[Start MATERIAL SHOWN]

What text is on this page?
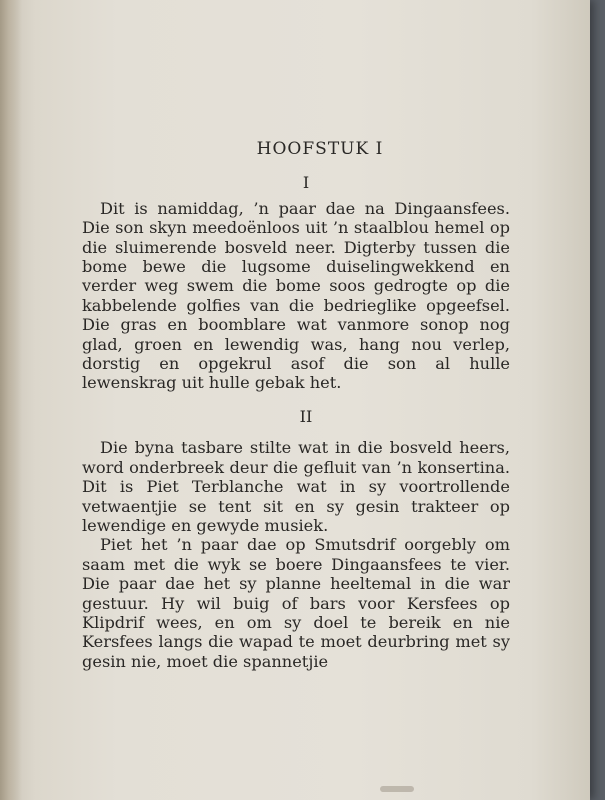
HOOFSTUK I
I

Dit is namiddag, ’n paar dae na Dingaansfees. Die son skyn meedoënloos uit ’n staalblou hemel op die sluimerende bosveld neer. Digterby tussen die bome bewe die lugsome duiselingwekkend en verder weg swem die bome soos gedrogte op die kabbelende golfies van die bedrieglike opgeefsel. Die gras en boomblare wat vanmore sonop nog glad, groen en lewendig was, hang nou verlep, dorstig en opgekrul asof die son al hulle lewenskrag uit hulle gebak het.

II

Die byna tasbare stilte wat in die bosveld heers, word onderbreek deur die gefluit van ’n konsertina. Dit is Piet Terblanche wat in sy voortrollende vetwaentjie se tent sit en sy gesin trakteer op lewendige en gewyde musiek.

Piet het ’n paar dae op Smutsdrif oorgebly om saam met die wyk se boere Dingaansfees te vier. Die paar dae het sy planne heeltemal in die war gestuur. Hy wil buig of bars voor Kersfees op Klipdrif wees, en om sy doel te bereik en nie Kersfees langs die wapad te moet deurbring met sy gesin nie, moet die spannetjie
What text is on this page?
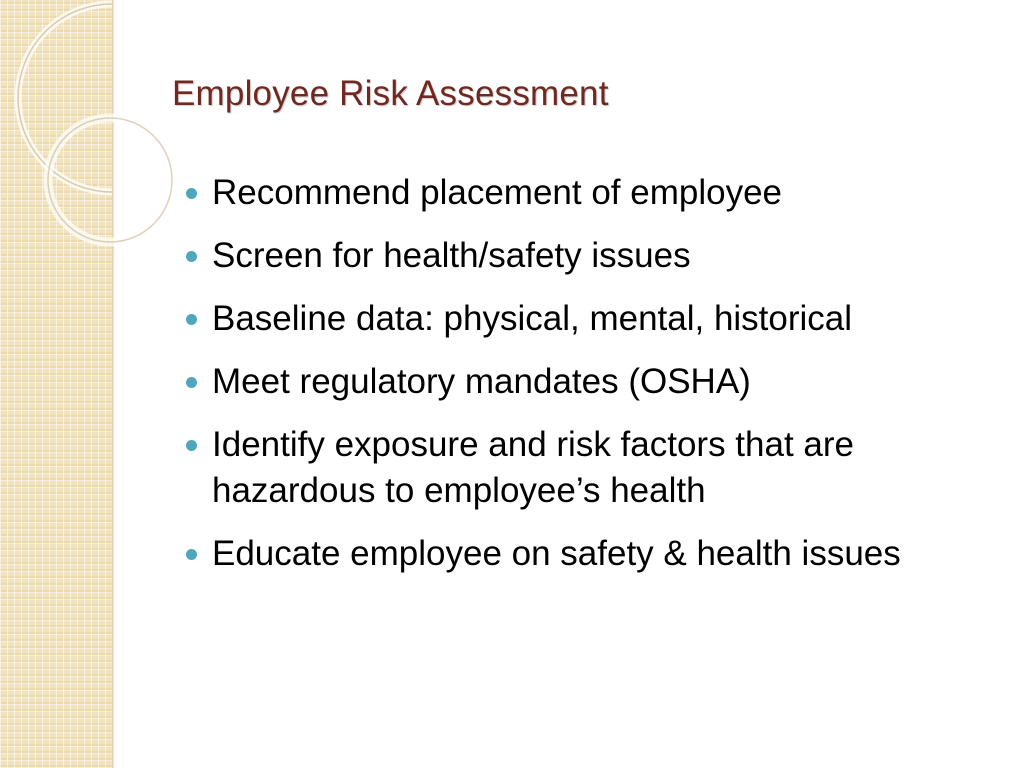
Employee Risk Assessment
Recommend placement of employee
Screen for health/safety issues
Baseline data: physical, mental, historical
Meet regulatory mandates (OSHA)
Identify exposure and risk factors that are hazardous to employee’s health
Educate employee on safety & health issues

[End MATERIAL SHOWN]
[Start MATERIAL SHOWN]

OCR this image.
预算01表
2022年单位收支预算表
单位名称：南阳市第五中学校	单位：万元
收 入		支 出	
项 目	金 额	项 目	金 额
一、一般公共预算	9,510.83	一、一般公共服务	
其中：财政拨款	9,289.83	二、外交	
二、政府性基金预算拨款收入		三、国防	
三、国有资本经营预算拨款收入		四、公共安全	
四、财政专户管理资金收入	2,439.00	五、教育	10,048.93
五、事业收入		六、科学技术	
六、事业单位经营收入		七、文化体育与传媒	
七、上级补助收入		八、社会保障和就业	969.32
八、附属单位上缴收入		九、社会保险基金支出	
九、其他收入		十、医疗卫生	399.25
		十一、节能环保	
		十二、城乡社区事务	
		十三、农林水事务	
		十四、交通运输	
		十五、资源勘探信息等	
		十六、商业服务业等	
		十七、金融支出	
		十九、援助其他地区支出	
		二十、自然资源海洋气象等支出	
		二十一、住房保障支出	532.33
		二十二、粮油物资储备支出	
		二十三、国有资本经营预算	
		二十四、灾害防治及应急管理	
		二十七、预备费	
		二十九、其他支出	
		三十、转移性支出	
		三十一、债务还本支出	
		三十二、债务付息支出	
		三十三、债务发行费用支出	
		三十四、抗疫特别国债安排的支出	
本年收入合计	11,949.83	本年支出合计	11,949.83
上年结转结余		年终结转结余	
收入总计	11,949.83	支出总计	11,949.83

[End MATERIAL SHOWN]

THE PROBLEM => Copy each line of the listing in which the word "Piet" can be found.

RESULT =>
Die byna tasbare stilte wat in die bosveld heers, word onderbreek deur die gefluit van ’n konsertina. Dit is Piet Terblanche wat in sy voortrollende vetwaentjie se tent sit en sy gesin trakteer op lewendige en gewyde musiek.
Piet het ’n paar dae op Smutsdrif oorgebly om saam met die wyk se boere Dingaansfees te vier. Die paar dae het sy planne heeltemal in die war gestuur. Hy wil buig of bars voor Kersfees op Klipdrif wees, en om sy doel te bereik en nie Kersfees langs die wapad te moet deurbring met sy gesin nie, moet die spannetjie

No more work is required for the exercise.